### Records that describe figures

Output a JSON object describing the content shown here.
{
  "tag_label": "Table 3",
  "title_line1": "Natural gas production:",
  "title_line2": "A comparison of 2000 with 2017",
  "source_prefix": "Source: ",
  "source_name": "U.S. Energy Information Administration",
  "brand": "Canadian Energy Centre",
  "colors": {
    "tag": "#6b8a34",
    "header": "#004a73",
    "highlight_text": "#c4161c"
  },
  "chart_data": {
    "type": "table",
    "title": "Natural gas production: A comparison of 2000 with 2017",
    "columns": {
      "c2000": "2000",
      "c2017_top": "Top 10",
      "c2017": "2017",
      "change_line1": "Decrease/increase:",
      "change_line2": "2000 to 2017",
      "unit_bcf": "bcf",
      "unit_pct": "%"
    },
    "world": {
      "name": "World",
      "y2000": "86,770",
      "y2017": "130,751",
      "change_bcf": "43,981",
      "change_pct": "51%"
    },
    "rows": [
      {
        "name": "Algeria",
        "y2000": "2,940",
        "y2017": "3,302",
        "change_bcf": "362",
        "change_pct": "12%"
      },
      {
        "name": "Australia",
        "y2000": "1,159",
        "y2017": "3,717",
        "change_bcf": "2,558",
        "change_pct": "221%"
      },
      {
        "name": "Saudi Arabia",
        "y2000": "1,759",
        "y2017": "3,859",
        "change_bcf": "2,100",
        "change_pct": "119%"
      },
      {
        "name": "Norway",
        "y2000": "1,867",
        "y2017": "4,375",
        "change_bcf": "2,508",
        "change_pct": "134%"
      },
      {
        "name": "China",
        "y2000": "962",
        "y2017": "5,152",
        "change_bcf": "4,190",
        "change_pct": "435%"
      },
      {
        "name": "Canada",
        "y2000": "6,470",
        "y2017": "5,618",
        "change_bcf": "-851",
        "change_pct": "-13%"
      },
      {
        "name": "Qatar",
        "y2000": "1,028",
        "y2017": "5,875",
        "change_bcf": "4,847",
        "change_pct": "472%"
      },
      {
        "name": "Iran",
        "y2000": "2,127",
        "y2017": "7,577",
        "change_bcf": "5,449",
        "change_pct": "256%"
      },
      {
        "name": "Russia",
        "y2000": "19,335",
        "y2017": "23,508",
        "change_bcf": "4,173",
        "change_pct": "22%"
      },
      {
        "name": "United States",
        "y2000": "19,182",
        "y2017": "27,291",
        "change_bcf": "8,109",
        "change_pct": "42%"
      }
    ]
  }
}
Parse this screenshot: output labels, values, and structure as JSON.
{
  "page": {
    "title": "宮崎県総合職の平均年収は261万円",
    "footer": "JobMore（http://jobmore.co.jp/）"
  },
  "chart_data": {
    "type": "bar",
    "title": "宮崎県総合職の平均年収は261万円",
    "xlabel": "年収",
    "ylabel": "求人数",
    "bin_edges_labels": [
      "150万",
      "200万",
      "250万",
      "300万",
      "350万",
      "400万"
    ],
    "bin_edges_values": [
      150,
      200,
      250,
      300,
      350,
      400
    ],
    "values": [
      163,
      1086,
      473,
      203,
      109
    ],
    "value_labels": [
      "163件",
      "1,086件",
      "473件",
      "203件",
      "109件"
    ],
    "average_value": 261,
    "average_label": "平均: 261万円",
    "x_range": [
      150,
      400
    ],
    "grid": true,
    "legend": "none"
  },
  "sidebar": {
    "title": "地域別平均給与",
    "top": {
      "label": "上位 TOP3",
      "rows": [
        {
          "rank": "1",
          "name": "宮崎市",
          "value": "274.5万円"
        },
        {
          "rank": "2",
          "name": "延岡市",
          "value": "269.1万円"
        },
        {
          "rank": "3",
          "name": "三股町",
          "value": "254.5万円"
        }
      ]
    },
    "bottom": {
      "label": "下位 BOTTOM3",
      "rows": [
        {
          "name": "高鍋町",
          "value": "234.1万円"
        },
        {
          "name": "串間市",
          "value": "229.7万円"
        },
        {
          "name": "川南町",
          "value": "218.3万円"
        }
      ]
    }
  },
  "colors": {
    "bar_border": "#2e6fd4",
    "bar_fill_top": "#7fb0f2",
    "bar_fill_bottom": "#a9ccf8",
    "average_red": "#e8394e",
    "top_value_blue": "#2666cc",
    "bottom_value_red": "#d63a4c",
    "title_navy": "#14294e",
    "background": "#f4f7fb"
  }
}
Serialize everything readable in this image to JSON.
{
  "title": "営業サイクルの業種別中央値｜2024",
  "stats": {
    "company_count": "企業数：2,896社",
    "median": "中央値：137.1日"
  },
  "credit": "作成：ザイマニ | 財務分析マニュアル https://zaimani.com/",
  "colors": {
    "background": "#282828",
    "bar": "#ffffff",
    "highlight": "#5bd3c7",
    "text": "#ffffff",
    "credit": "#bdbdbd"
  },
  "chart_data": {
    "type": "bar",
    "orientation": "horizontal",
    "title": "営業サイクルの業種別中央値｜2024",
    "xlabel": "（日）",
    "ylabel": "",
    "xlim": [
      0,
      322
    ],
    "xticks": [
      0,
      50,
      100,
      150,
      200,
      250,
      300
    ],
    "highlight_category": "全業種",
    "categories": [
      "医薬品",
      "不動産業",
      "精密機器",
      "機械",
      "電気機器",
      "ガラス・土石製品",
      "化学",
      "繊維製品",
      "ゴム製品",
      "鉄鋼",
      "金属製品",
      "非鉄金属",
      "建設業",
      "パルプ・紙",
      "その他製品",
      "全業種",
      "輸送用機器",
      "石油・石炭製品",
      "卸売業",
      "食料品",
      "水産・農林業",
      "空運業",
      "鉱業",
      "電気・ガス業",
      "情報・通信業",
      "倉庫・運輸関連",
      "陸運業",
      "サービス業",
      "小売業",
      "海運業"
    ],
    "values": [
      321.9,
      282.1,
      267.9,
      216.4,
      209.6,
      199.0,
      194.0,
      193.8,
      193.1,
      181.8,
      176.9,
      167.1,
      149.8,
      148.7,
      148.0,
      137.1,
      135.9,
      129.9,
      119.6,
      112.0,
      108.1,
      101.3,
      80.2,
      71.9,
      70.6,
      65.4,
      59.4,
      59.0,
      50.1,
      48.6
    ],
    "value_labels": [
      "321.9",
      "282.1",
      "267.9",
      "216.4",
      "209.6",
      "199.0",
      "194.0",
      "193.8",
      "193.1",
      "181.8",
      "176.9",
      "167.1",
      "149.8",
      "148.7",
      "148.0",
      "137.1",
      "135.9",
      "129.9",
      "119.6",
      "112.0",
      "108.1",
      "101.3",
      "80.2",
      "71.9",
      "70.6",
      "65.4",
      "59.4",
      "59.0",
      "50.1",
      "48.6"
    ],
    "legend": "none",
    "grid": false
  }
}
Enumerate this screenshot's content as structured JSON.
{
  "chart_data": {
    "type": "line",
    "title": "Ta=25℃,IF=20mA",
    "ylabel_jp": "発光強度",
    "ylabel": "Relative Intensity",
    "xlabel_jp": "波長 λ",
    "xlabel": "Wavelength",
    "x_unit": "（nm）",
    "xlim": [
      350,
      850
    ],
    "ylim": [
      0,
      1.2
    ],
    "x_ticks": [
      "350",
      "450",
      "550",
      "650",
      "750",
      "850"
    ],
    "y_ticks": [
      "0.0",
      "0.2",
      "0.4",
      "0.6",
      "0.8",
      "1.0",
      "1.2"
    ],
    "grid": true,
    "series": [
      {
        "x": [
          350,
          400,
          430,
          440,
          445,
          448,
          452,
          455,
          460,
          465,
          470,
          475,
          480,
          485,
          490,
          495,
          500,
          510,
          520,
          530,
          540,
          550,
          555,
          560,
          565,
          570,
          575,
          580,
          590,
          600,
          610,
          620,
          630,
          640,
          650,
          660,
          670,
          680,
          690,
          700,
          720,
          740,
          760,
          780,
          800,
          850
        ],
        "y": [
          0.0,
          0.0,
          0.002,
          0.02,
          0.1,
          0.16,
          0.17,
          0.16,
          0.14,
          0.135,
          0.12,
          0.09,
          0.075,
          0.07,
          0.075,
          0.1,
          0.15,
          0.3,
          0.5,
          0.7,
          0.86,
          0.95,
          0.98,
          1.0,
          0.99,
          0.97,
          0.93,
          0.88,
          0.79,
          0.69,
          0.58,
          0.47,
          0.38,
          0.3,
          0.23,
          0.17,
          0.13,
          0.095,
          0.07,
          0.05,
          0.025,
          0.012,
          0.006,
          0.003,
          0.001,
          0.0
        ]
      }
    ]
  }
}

### Goal
Identify lines with the string "credit". Copy each one.

### Response
  "credit": "作成：ザイマニ | 財務分析マニュアル https://zaimani.com/",
    "credit": "#bdbdbd"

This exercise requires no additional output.